TO BE DONE = Can you print the data exactly and leave out each image?

PROVIDED DATA =
---+---

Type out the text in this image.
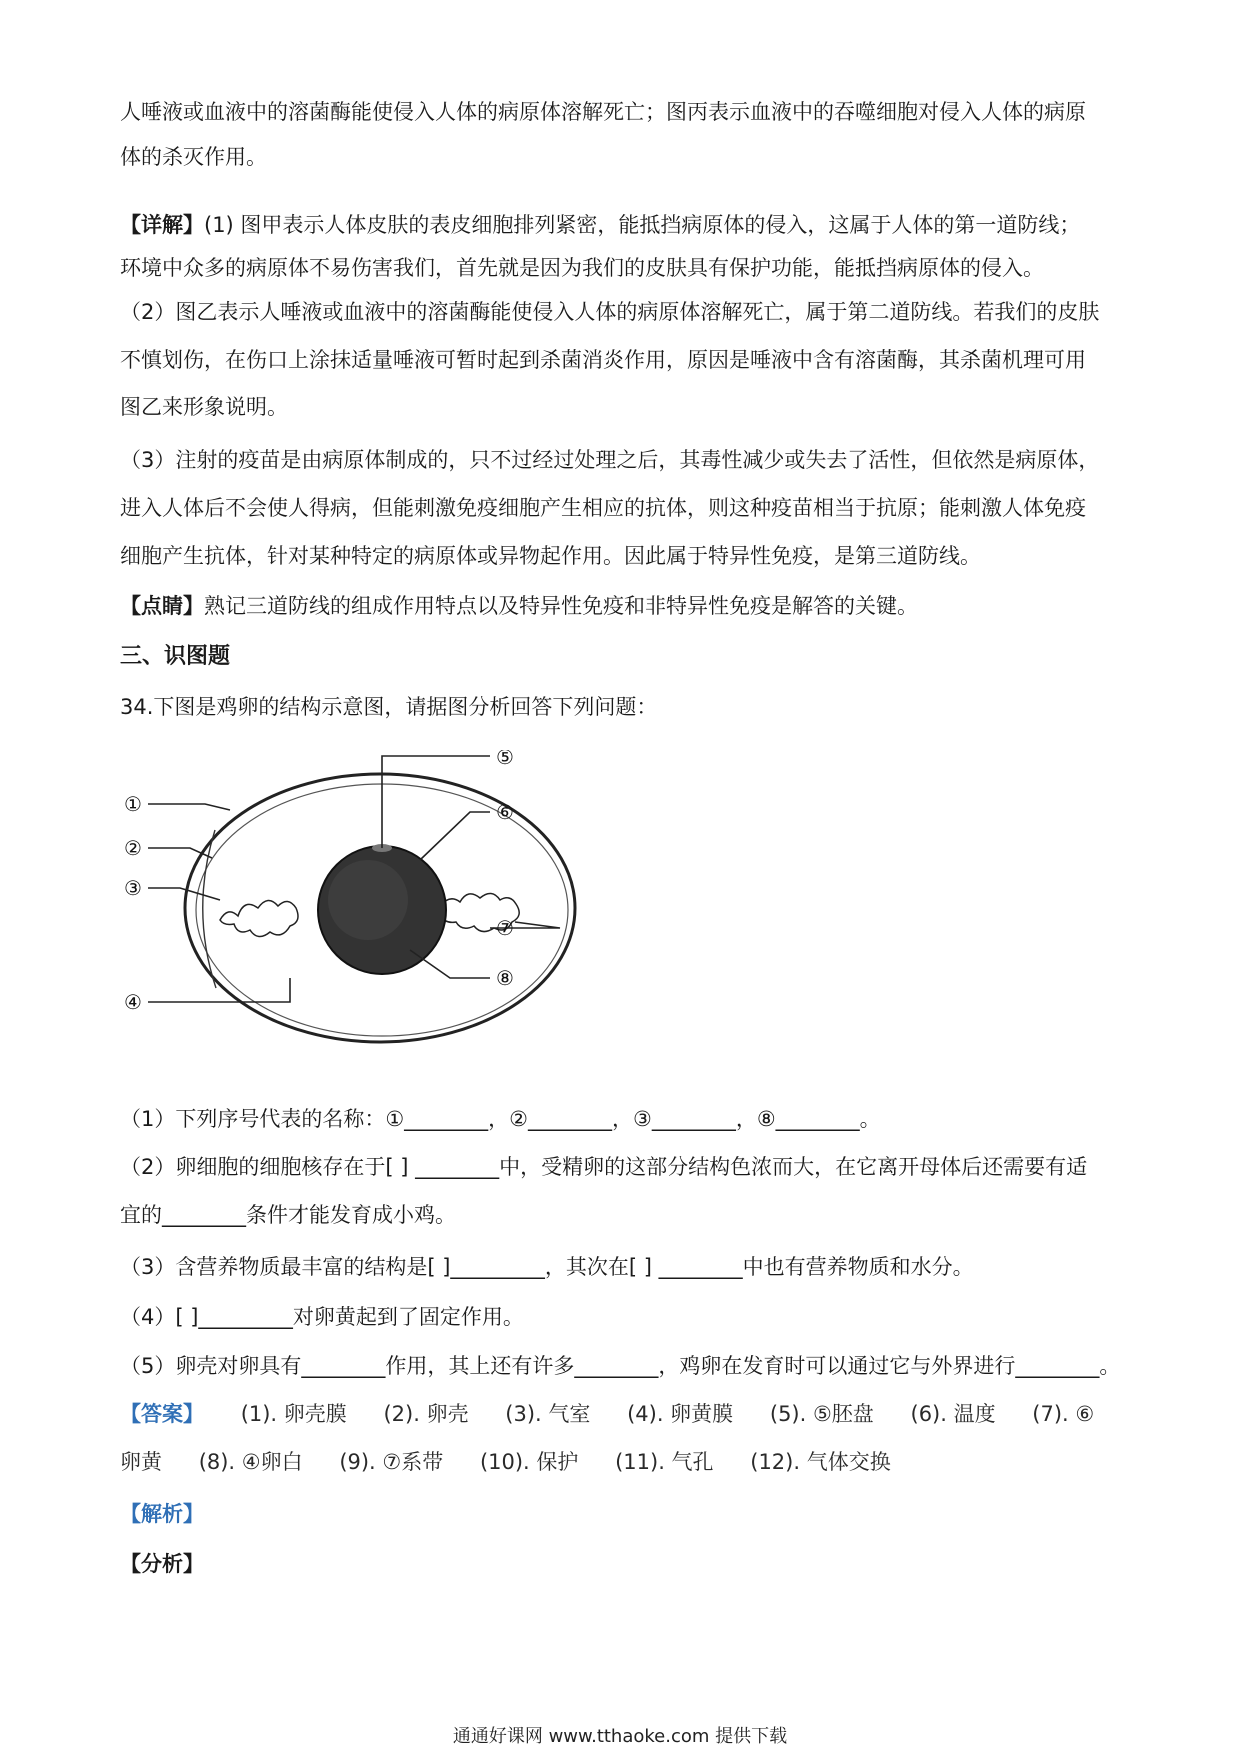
人唾液或血液中的溶菌酶能使侵入人体的病原体溶解死亡；图丙表示血液中的吞噬细胞对侵入人体的病原
体的杀灭作用。
【详解】(1) 图甲表示人体皮肤的表皮细胞排列紧密，能抵挡病原体的侵入，这属于人体的第一道防线；
环境中众多的病原体不易伤害我们，首先就是因为我们的皮肤具有保护功能，能抵挡病原体的侵入。
（2）图乙表示人唾液或血液中的溶菌酶能使侵入人体的病原体溶解死亡，属于第二道防线。若我们的皮肤
不慎划伤，在伤口上涂抹适量唾液可暂时起到杀菌消炎作用，原因是唾液中含有溶菌酶，其杀菌机理可用
图乙来形象说明。
（3）注射的疫苗是由病原体制成的，只不过经过处理之后，其毒性减少或失去了活性，但依然是病原体，
进入人体后不会使人得病，但能刺激免疫细胞产生相应的抗体，则这种疫苗相当于抗原；能刺激人体免疫
细胞产生抗体，针对某种特定的病原体或异物起作用。因此属于特异性免疫，是第三道防线。
【点睛】熟记三道防线的组成作用特点以及特异性免疫和非特异性免疫是解答的关键。
三、识图题
34.下图是鸡卵的结构示意图，请据图分析回答下列问题：
①
②
③
④
⑤
⑥
⑦
⑧
（1）下列序号代表的名称：①________，②________，③________，⑧________。
（2）卵细胞的细胞核存在于[ ] ________中，受精卵的这部分结构色浓而大，在它离开母体后还需要有适
宜的________条件才能发育成小鸡。
（3）含营养物质最丰富的结构是[ ]_________，其次在[ ] ________中也有营养物质和水分。
（4）[ ]_________对卵黄起到了固定作用。
（5）卵壳对卵具有________作用，其上还有许多________，鸡卵在发育时可以通过它与外界进行________。
【答案】 (1). 卵壳膜 (2). 卵壳 (3). 气室 (4). 卵黄膜 (5). ⑤胚盘 (6). 温度 (7). ⑥
卵黄 (8). ④卵白 (9). ⑦系带 (10). 保护 (11). 气孔 (12). 气体交换
【解析】
【分析】
通通好课网 www.tthaoke.com 提供下载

---+---

RESPONSE TO THE EXERCISE =
Type out the text in this image.
人唾液或血液中的溶菌酶能使侵入人体的病原体溶解死亡；图丙表示血液中的吞噬细胞对侵入人体的病原
体的杀灭作用。
【详解】(1) 图甲表示人体皮肤的表皮细胞排列紧密，能抵挡病原体的侵入，这属于人体的第一道防线；
环境中众多的病原体不易伤害我们，首先就是因为我们的皮肤具有保护功能，能抵挡病原体的侵入。
（2）图乙表示人唾液或血液中的溶菌酶能使侵入人体的病原体溶解死亡，属于第二道防线。若我们的皮肤
不慎划伤，在伤口上涂抹适量唾液可暂时起到杀菌消炎作用，原因是唾液中含有溶菌酶，其杀菌机理可用
图乙来形象说明。
（3）注射的疫苗是由病原体制成的，只不过经过处理之后，其毒性减少或失去了活性，但依然是病原体，
进入人体后不会使人得病，但能刺激免疫细胞产生相应的抗体，则这种疫苗相当于抗原；能刺激人体免疫
细胞产生抗体，针对某种特定的病原体或异物起作用。因此属于特异性免疫，是第三道防线。
【点睛】熟记三道防线的组成作用特点以及特异性免疫和非特异性免疫是解答的关键。
三、识图题
34.下图是鸡卵的结构示意图，请据图分析回答下列问题：
①
②
③
④
⑤
⑥
⑦
⑧
（1）下列序号代表的名称：①________，②________，③________，⑧________。
（2）卵细胞的细胞核存在于[ ] ________中，受精卵的这部分结构色浓而大，在它离开母体后还需要有适
宜的________条件才能发育成小鸡。
（3）含营养物质最丰富的结构是[ ]_________，其次在[ ] ________中也有营养物质和水分。
（4）[ ]_________对卵黄起到了固定作用。
（5）卵壳对卵具有________作用，其上还有许多________，鸡卵在发育时可以通过它与外界进行________。
【答案】 (1). 卵壳膜 (2). 卵壳 (3). 气室 (4). 卵黄膜 (5). ⑤胚盘 (6). 温度 (7). ⑥
卵黄 (8). ④卵白 (9). ⑦系带 (10). 保护 (11). 气孔 (12). 气体交换
【解析】
【分析】
通通好课网 www.tthaoke.com 提供下载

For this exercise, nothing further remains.